I pugni sul bimbo di 2 anni: "L'ho ucciso perché aveva il malocchio"

Il killer: "Mi svegliavo la notte fumato, lo svegliavo e lo massacravo di calci e pugni: pensavo avesse il malocchio". Il pm ha chiesto l’ergastolo

I pugni sul bimbo di 2 anni: "L'ho ucciso perché aveva il malocchio"

Il pubblico ministero ha chiesto l’ergastolo con isolamento diurno per nove mesi per il padre croato 26enne che la notte del 22 maggio 2019, in una casa popolare di via Ricciarelli, nel quartiere San Siro a Milano, seviziò uccise a pugni il figlio di 2 anni.

Le dichiarazioni sconvolgenti rilasciate dallo stesso imputato, Alija Hrustic, che risultano agli atti, sono state lette in aula dal pm Giovanna Cavalleri: “Quando fumavo hashish me la prendevo con lui, perché mi ero convinto – me lo aveva detto mia madre – che mio figlio, il più piccolo, avesse il malocchio. Così, non so perché… ma mi facevo un casino di paranoie su di lui, mi svegliavo la notte fumato, lo svegliavo e lo massacravo di calci e pugni".

Uccise il figlio davanti alla madre

L’omicidio del piccolo era avvenuto davanti gli occhi della mamma che non aveva fatto nulla per salvare il figlio dalla furia del marito. La maggior parte della requisitoria è stata infatti dedicata alla ricostruzione del ruolo della madre 25enne, parte civile nel processo, che quella tragica mattina del 22 maggio 2019 venne trovata dai soccorsi sotto choc, vicino al corpicino martoriato e senza vita del bambino. Secondo quanto ricostruito dal pubblico ministero, la donna "prima del delitto, era totalmente dipendente da lui, non aveva un documento di identità, né di residenza o cittadinanza, non aveva nemmeno il medico di base, tanto che quando i figli stavano male, anche solo per una banale febbre, lei lo doveva portare al pronto soccorso". Sembra che circa un mese prima del tragico evento, la donna abbia visto l’uomo picchiare il figlio sulla schiena con una cintura. Aveva quindi chiamato il numero unico di emergenza ma dopo pochi squilli aveva deciso di riattaccare senza chiedere aiuto. Quando i soccorsi, vista la chiamata in arrivo, l’avevano ricontattata, aveva dichiarato che erano state le bambine a comporre il numero, forse per gioco o errore. Al momento dell’uccisione del figlio la donna, difesa dall’avvocato Patrizio Nicolò, era incinta e adesso vive all’interno di una comunità con il suo bimbo, mentre le altre due bambine si trovano in un’altra struttura. Il figlio più grande è stato invece rimandato in Croazia, dove vive con i nonni.

#### Compito
Restituisci senza modifiche il brano dell'articolo sull'omicidio del bambino di 2 anni, partendo dalle parole che contengono "Il pubblico ministero" e fermandoti dopo "figlio di 2 anni.".

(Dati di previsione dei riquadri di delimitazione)
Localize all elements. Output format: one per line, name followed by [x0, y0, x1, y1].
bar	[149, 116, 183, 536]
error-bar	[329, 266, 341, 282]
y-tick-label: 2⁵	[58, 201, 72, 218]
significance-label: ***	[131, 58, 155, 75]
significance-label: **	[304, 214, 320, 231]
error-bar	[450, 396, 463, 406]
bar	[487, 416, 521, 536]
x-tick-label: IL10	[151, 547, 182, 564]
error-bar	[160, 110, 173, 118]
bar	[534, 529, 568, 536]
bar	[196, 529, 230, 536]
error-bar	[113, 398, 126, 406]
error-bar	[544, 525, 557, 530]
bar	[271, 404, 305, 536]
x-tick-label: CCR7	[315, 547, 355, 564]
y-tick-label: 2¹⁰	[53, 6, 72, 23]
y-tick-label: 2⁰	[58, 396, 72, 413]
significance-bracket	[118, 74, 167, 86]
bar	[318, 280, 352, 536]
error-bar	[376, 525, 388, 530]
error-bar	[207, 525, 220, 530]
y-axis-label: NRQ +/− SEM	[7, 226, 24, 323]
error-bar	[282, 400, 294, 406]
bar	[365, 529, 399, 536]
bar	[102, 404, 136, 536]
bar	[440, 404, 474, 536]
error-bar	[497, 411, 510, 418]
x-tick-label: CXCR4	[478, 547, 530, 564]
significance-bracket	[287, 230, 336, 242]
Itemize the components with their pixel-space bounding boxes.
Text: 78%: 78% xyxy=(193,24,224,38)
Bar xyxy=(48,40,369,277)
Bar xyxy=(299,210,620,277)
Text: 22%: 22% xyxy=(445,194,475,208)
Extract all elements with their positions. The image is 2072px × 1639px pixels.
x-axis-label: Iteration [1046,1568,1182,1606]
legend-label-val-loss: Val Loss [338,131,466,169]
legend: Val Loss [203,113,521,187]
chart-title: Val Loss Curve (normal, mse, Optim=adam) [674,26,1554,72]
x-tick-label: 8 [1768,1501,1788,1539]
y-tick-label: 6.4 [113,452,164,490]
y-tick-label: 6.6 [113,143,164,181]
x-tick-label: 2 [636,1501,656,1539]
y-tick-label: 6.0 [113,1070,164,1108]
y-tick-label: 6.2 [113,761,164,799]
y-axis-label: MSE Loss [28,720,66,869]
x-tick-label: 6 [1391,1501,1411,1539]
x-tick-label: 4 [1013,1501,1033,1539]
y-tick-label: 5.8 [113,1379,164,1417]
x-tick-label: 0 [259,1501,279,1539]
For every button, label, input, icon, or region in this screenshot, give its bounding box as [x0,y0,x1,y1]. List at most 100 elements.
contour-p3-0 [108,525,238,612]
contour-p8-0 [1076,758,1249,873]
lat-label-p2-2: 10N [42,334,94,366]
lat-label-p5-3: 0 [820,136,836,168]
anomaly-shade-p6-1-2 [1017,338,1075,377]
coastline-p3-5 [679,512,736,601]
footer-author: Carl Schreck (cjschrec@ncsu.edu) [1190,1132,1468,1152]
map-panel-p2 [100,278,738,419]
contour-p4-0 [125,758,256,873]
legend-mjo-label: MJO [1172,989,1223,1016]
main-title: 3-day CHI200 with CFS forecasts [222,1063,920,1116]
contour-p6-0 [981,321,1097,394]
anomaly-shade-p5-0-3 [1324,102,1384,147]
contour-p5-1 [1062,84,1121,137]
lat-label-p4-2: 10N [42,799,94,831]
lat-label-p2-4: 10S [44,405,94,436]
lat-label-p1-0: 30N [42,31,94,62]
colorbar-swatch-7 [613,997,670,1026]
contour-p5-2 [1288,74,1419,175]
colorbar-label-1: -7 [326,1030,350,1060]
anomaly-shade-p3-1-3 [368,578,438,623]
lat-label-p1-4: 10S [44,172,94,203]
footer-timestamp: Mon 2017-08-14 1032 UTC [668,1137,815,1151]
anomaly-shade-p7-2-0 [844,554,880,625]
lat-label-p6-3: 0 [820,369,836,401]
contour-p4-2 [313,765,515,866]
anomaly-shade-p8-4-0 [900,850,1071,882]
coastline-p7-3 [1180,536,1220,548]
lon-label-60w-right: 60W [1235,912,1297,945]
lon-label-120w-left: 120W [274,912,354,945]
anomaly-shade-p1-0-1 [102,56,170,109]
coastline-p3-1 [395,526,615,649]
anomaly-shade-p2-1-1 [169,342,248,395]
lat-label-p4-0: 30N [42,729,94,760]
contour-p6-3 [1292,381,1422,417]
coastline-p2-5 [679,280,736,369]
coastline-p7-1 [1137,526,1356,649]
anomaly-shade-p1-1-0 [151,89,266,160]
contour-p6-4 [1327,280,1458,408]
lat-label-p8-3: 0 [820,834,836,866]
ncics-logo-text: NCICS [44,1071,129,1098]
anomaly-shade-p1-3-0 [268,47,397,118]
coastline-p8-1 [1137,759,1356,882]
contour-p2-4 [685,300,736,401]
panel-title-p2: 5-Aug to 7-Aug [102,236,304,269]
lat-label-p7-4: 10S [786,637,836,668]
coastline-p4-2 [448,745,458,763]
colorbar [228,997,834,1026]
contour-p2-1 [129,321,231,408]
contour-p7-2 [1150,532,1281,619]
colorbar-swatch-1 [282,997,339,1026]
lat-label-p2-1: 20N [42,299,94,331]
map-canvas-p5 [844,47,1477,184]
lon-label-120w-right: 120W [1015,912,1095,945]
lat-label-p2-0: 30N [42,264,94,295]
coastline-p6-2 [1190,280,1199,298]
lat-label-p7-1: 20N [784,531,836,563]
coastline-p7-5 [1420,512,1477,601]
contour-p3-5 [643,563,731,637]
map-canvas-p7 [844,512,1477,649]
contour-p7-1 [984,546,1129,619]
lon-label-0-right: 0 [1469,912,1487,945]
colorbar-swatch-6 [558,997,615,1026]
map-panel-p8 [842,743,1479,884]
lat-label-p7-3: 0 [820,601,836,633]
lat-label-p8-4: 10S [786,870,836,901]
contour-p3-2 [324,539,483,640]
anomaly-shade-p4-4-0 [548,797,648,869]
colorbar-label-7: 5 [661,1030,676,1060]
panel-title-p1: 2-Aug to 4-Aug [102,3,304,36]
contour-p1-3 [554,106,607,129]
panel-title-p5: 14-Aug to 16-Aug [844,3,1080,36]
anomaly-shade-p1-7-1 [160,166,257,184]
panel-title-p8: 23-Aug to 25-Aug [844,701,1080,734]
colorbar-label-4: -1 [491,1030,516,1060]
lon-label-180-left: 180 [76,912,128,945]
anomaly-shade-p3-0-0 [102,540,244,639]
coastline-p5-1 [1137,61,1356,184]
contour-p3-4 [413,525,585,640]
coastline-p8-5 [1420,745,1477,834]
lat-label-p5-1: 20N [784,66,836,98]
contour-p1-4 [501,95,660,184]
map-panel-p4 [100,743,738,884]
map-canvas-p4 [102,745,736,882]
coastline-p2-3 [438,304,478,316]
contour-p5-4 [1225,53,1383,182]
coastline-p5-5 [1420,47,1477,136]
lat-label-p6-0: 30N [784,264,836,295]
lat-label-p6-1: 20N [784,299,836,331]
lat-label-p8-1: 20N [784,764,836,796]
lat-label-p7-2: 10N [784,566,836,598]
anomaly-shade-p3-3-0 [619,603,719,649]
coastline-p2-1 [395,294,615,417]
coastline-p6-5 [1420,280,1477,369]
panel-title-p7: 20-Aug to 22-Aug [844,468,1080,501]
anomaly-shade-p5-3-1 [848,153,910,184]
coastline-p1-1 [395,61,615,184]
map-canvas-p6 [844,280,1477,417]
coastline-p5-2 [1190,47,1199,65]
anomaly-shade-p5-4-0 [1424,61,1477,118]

#### Compito svolto
Il pubblico ministero ha chiesto l’ergastolo con isolamento diurno per nove mesi per il padre croato 26enne che la notte del 22 maggio 2019, in una casa popolare di via Ricciarelli, nel quartiere San Siro a Milano, seviziò uccise a pugni il figlio di 2 anni.